Required task
Give the entries back exactly, dropping each image.

Material for the task

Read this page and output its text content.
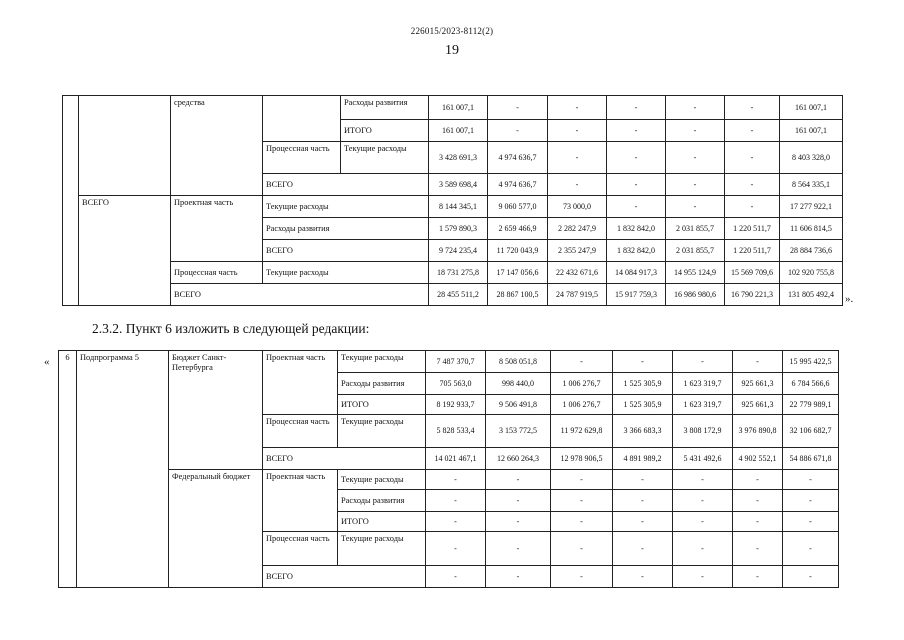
226015/2023-8112(2)
19
		средства		Расходы развития	161 007,1	-	-	-	-	-	161 007,1
				ИТОГО	161 007,1	-	-	-	-	-	161 007,1
			Процессная часть	Текущие расходы	3 428 691,3	4 974 636,7	-	-	-	-	8 403 328,0
			ВСЕГО		3 589 698,4	4 974 636,7	-	-	-	-	8 564 335,1
	ВСЕГО	Проектная часть	Текущие расходы		8 144 345,1	9 060 577,0	73 000,0	-	-	-	17 277 922,1
			Расходы развития		1 579 890,3	2 659 466,9	2 282 247,9	1 832 842,0	2 031 855,7	1 220 511,7	11 606 814,5
			ВСЕГО		9 724 235,4	11 720 043,9	2 355 247,9	1 832 842,0	2 031 855,7	1 220 511,7	28 884 736,6
		Процессная часть	Текущие расходы		18 731 275,8	17 147 056,6	22 432 671,6	14 084 917,3	14 955 124,9	15 569 709,6	102 920 755,8
		ВСЕГО			28 455 511,2	28 867 100,5	24 787 919,5	15 917 759,3	16 986 980,6	16 790 221,3	131 805 492,4 ».
2.3.2. Пункт 6 изложить в следующей редакции:
« 6	Подпрограмма 5	Бюджет Санкт-Петербурга	Проектная часть	Текущие расходы	7 487 370,7	8 508 051,8	-	-	-	-	15 995 422,5
				Расходы развития	705 563,0	998 440,0	1 006 276,7	1 525 305,9	1 623 319,7	925 661,3	6 784 566,6
				ИТОГО	8 192 933,7	9 506 491,8	1 006 276,7	1 525 305,9	1 623 319,7	925 661,3	22 779 989,1
			Процессная часть	Текущие расходы	5 828 533,4	3 153 772,5	11 972 629,8	3 366 683,3	3 808 172,9	3 976 890,8	32 106 682,7
			ВСЕГО		14 021 467,1	12 660 264,3	12 978 906,5	4 891 989,2	5 431 492,6	4 902 552,1	54 886 671,8
		Федеральный бюджет	Проектная часть	Текущие расходы	-	-	-	-	-	-	-
				Расходы развития	-	-	-	-	-	-	-
				ИТОГО	-	-	-	-	-	-	-
			Процессная часть	Текущие расходы	-	-	-	-	-	-	-
			ВСЕГО		-	-	-	-	-	-	-
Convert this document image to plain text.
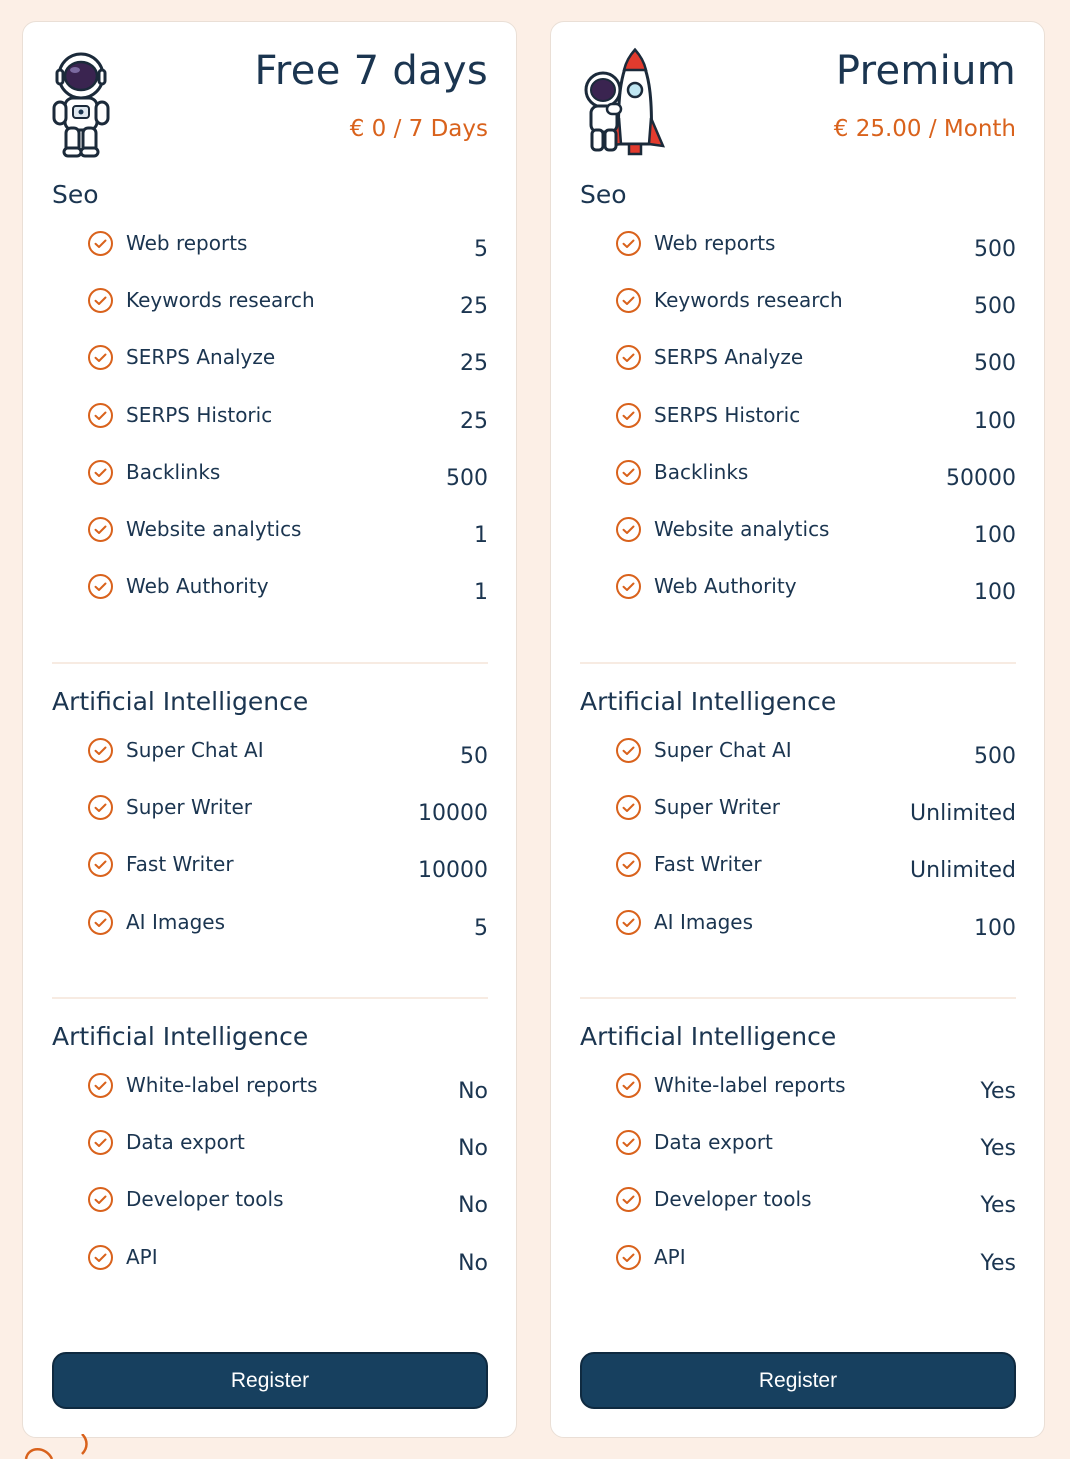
Free 7 days
€ 0 / 7 Days
Seo
Web reports	5
Keywords research	25
SERPS Analyze	25
SERPS Historic	25
Backlinks	500
Website analytics	1
Web Authority	1
Artificial Intelligence
Super Chat AI	50
Super Writer	10000
Fast Writer	10000
AI Images	5
Artificial Intelligence
White-label reports	No
Data export	No
Developer tools	No
API	No
Register
Premium
€ 25.00 / Month
Seo
Web reports	500
Keywords research	500
SERPS Analyze	500
SERPS Historic	100
Backlinks	50000
Website analytics	100
Web Authority	100
Artificial Intelligence
Super Chat AI	500
Super Writer	Unlimited
Fast Writer	Unlimited
AI Images	100
Artificial Intelligence
White-label reports	Yes
Data export	Yes
Developer tools	Yes
API	Yes
Register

Solution to the problem
Read this page and output its text content.
226015/2023-8112(2)
19
		средства		Расходы развития	161 007,1	-	-	-	-	-	161 007,1
				ИТОГО	161 007,1	-	-	-	-	-	161 007,1
			Процессная часть	Текущие расходы	3 428 691,3	4 974 636,7	-	-	-	-	8 403 328,0
			ВСЕГО		3 589 698,4	4 974 636,7	-	-	-	-	8 564 335,1
	ВСЕГО	Проектная часть	Текущие расходы		8 144 345,1	9 060 577,0	73 000,0	-	-	-	17 277 922,1
			Расходы развития		1 579 890,3	2 659 466,9	2 282 247,9	1 832 842,0	2 031 855,7	1 220 511,7	11 606 814,5
			ВСЕГО		9 724 235,4	11 720 043,9	2 355 247,9	1 832 842,0	2 031 855,7	1 220 511,7	28 884 736,6
		Процессная часть	Текущие расходы		18 731 275,8	17 147 056,6	22 432 671,6	14 084 917,3	14 955 124,9	15 569 709,6	102 920 755,8
		ВСЕГО			28 455 511,2	28 867 100,5	24 787 919,5	15 917 759,3	16 986 980,6	16 790 221,3	131 805 492,4 ».
2.3.2. Пункт 6 изложить в следующей редакции:
« 6	Подпрограмма 5	Бюджет Санкт-Петербурга	Проектная часть	Текущие расходы	7 487 370,7	8 508 051,8	-	-	-	-	15 995 422,5
				Расходы развития	705 563,0	998 440,0	1 006 276,7	1 525 305,9	1 623 319,7	925 661,3	6 784 566,6
				ИТОГО	8 192 933,7	9 506 491,8	1 006 276,7	1 525 305,9	1 623 319,7	925 661,3	22 779 989,1
			Процессная часть	Текущие расходы	5 828 533,4	3 153 772,5	11 972 629,8	3 366 683,3	3 808 172,9	3 976 890,8	32 106 682,7
			ВСЕГО		14 021 467,1	12 660 264,3	12 978 906,5	4 891 989,2	5 431 492,6	4 902 552,1	54 886 671,8
		Федеральный бюджет	Проектная часть	Текущие расходы	-	-	-	-	-	-	-
				Расходы развития	-	-	-	-	-	-	-
				ИТОГО	-	-	-	-	-	-	-
			Процессная часть	Текущие расходы	-	-	-	-	-	-	-
			ВСЕГО		-	-	-	-	-	-	-
Convert this document image to plain text.
Free 7 days
€ 0 / 7 Days
Seo
Web reports	5
Keywords research	25
SERPS Analyze	25
SERPS Historic	25
Backlinks	500
Website analytics	1
Web Authority	1
Artificial Intelligence
Super Chat AI	50
Super Writer	10000
Fast Writer	10000
AI Images	5
Artificial Intelligence
White-label reports	No
Data export	No
Developer tools	No
API	No
Register
Premium
€ 25.00 / Month
Seo
Web reports	500
Keywords research	500
SERPS Analyze	500
SERPS Historic	100
Backlinks	50000
Website analytics	100
Web Authority	100
Artificial Intelligence
Super Chat AI	500
Super Writer	Unlimited
Fast Writer	Unlimited
AI Images	100
Artificial Intelligence
White-label reports	Yes
Data export	Yes
Developer tools	Yes
API	Yes
Register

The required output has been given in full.